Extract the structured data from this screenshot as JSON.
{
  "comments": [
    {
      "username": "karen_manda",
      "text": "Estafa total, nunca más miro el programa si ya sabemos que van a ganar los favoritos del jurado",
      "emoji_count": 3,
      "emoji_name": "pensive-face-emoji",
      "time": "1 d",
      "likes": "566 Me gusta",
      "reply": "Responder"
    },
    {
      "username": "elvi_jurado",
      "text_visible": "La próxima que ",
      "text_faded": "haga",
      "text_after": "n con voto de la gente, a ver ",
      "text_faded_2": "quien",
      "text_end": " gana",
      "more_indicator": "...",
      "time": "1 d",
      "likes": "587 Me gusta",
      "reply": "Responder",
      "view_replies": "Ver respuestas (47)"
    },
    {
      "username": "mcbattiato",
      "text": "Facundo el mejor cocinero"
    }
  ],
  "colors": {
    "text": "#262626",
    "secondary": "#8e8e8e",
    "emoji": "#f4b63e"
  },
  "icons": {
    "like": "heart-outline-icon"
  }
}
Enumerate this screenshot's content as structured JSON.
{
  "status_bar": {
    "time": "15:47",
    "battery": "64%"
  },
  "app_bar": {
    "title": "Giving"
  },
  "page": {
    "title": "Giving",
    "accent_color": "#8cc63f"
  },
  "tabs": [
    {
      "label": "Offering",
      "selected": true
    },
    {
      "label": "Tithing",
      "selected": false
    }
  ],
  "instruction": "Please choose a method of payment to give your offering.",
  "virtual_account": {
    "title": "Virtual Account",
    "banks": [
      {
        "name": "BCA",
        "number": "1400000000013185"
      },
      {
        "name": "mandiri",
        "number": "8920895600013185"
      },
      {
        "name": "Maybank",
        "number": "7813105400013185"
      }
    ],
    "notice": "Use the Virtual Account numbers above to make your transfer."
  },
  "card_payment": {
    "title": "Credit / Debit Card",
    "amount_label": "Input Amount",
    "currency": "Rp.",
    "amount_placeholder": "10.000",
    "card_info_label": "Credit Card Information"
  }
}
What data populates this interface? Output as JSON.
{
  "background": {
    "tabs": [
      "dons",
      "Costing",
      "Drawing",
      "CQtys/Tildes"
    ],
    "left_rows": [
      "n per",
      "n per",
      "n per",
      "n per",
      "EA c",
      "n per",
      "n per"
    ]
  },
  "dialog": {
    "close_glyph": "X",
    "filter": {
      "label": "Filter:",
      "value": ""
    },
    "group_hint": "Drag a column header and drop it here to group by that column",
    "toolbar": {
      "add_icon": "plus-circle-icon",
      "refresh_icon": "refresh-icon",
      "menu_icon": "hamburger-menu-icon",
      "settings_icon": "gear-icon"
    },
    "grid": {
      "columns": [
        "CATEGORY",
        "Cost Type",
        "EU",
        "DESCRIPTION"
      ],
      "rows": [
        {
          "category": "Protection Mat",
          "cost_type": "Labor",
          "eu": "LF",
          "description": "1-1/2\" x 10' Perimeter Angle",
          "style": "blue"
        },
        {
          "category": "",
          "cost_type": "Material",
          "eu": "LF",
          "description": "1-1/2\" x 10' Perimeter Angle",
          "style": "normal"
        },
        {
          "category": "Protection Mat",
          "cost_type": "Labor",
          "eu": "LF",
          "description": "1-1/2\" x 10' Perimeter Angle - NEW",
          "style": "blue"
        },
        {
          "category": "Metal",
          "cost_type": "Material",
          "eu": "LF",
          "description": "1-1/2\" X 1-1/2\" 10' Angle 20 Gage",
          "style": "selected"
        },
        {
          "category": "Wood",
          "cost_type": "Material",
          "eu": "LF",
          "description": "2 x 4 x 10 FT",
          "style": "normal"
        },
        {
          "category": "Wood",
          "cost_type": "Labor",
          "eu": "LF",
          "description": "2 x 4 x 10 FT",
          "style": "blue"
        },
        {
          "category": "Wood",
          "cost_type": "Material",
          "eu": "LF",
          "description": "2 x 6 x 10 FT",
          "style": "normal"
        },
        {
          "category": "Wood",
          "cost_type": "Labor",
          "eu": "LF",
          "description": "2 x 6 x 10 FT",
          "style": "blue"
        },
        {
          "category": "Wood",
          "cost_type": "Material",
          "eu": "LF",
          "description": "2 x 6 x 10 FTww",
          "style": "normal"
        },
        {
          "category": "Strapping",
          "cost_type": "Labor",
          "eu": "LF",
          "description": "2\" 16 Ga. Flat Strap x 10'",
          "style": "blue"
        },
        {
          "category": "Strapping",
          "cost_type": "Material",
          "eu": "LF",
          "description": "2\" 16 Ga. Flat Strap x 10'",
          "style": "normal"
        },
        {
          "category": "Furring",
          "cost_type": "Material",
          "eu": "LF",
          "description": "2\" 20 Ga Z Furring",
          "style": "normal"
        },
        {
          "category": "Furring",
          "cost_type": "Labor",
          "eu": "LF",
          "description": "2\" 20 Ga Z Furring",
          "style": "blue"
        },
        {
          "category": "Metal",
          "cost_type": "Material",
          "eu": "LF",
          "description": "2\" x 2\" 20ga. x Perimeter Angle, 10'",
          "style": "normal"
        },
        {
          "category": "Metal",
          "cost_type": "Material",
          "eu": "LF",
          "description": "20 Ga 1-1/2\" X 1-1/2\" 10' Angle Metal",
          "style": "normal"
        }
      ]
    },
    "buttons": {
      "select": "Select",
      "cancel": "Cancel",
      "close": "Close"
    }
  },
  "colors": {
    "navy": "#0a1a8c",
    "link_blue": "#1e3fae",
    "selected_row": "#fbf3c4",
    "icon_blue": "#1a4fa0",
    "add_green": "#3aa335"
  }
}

------------------------------------------------

Give the entries once more, exactly as they appear.

TASK ANSWER:
Extract the structured data from this screenshot as JSON.
{
  "comments": [
    {
      "username": "karen_manda",
      "text": "Estafa total, nunca más miro el programa si ya sabemos que van a ganar los favoritos del jurado",
      "emoji_count": 3,
      "emoji_name": "pensive-face-emoji",
      "time": "1 d",
      "likes": "566 Me gusta",
      "reply": "Responder"
    },
    {
      "username": "elvi_jurado",
      "text_visible": "La próxima que ",
      "text_faded": "haga",
      "text_after": "n con voto de la gente, a ver ",
      "text_faded_2": "quien",
      "text_end": " gana",
      "more_indicator": "...",
      "time": "1 d",
      "likes": "587 Me gusta",
      "reply": "Responder",
      "view_replies": "Ver respuestas (47)"
    },
    {
      "username": "mcbattiato",
      "text": "Facundo el mejor cocinero"
    }
  ],
  "colors": {
    "text": "#262626",
    "secondary": "#8e8e8e",
    "emoji": "#f4b63e"
  },
  "icons": {
    "like": "heart-outline-icon"
  }
}
Enumerate this screenshot's content as structured JSON.
{
  "status_bar": {
    "time": "15:47",
    "battery": "64%"
  },
  "app_bar": {
    "title": "Giving"
  },
  "page": {
    "title": "Giving",
    "accent_color": "#8cc63f"
  },
  "tabs": [
    {
      "label": "Offering",
      "selected": true
    },
    {
      "label": "Tithing",
      "selected": false
    }
  ],
  "instruction": "Please choose a method of payment to give your offering.",
  "virtual_account": {
    "title": "Virtual Account",
    "banks": [
      {
        "name": "BCA",
        "number": "1400000000013185"
      },
      {
        "name": "mandiri",
        "number": "8920895600013185"
      },
      {
        "name": "Maybank",
        "number": "7813105400013185"
      }
    ],
    "notice": "Use the Virtual Account numbers above to make your transfer."
  },
  "card_payment": {
    "title": "Credit / Debit Card",
    "amount_label": "Input Amount",
    "currency": "Rp.",
    "amount_placeholder": "10.000",
    "card_info_label": "Credit Card Information"
  }
}
What data populates this interface? Output as JSON.
{
  "background": {
    "tabs": [
      "dons",
      "Costing",
      "Drawing",
      "CQtys/Tildes"
    ],
    "left_rows": [
      "n per",
      "n per",
      "n per",
      "n per",
      "EA c",
      "n per",
      "n per"
    ]
  },
  "dialog": {
    "close_glyph": "X",
    "filter": {
      "label": "Filter:",
      "value": ""
    },
    "group_hint": "Drag a column header and drop it here to group by that column",
    "toolbar": {
      "add_icon": "plus-circle-icon",
      "refresh_icon": "refresh-icon",
      "menu_icon": "hamburger-menu-icon",
      "settings_icon": "gear-icon"
    },
    "grid": {
      "columns": [
        "CATEGORY",
        "Cost Type",
        "EU",
        "DESCRIPTION"
      ],
      "rows": [
        {
          "category": "Protection Mat",
          "cost_type": "Labor",
          "eu": "LF",
          "description": "1-1/2\" x 10' Perimeter Angle",
          "style": "blue"
        },
        {
          "category": "",
          "cost_type": "Material",
          "eu": "LF",
          "description": "1-1/2\" x 10' Perimeter Angle",
          "style": "normal"
        },
        {
          "category": "Protection Mat",
          "cost_type": "Labor",
          "eu": "LF",
          "description": "1-1/2\" x 10' Perimeter Angle - NEW",
          "style": "blue"
        },
        {
          "category": "Metal",
          "cost_type": "Material",
          "eu": "LF",
          "description": "1-1/2\" X 1-1/2\" 10' Angle 20 Gage",
          "style": "selected"
        },
        {
          "category": "Wood",
          "cost_type": "Material",
          "eu": "LF",
          "description": "2 x 4 x 10 FT",
          "style": "normal"
        },
        {
          "category": "Wood",
          "cost_type": "Labor",
          "eu": "LF",
          "description": "2 x 4 x 10 FT",
          "style": "blue"
        },
        {
          "category": "Wood",
          "cost_type": "Material",
          "eu": "LF",
          "description": "2 x 6 x 10 FT",
          "style": "normal"
        },
        {
          "category": "Wood",
          "cost_type": "Labor",
          "eu": "LF",
          "description": "2 x 6 x 10 FT",
          "style": "blue"
        },
        {
          "category": "Wood",
          "cost_type": "Material",
          "eu": "LF",
          "description": "2 x 6 x 10 FTww",
          "style": "normal"
        },
        {
          "category": "Strapping",
          "cost_type": "Labor",
          "eu": "LF",
          "description": "2\" 16 Ga. Flat Strap x 10'",
          "style": "blue"
        },
        {
          "category": "Strapping",
          "cost_type": "Material",
          "eu": "LF",
          "description": "2\" 16 Ga. Flat Strap x 10'",
          "style": "normal"
        },
        {
          "category": "Furring",
          "cost_type": "Material",
          "eu": "LF",
          "description": "2\" 20 Ga Z Furring",
          "style": "normal"
        },
        {
          "category": "Furring",
          "cost_type": "Labor",
          "eu": "LF",
          "description": "2\" 20 Ga Z Furring",
          "style": "blue"
        },
        {
          "category": "Metal",
          "cost_type": "Material",
          "eu": "LF",
          "description": "2\" x 2\" 20ga. x Perimeter Angle, 10'",
          "style": "normal"
        },
        {
          "category": "Metal",
          "cost_type": "Material",
          "eu": "LF",
          "description": "20 Ga 1-1/2\" X 1-1/2\" 10' Angle Metal",
          "style": "normal"
        }
      ]
    },
    "buttons": {
      "select": "Select",
      "cancel": "Cancel",
      "close": "Close"
    }
  },
  "colors": {
    "navy": "#0a1a8c",
    "link_blue": "#1e3fae",
    "selected_row": "#fbf3c4",
    "icon_blue": "#1a4fa0",
    "add_green": "#3aa335"
  }
}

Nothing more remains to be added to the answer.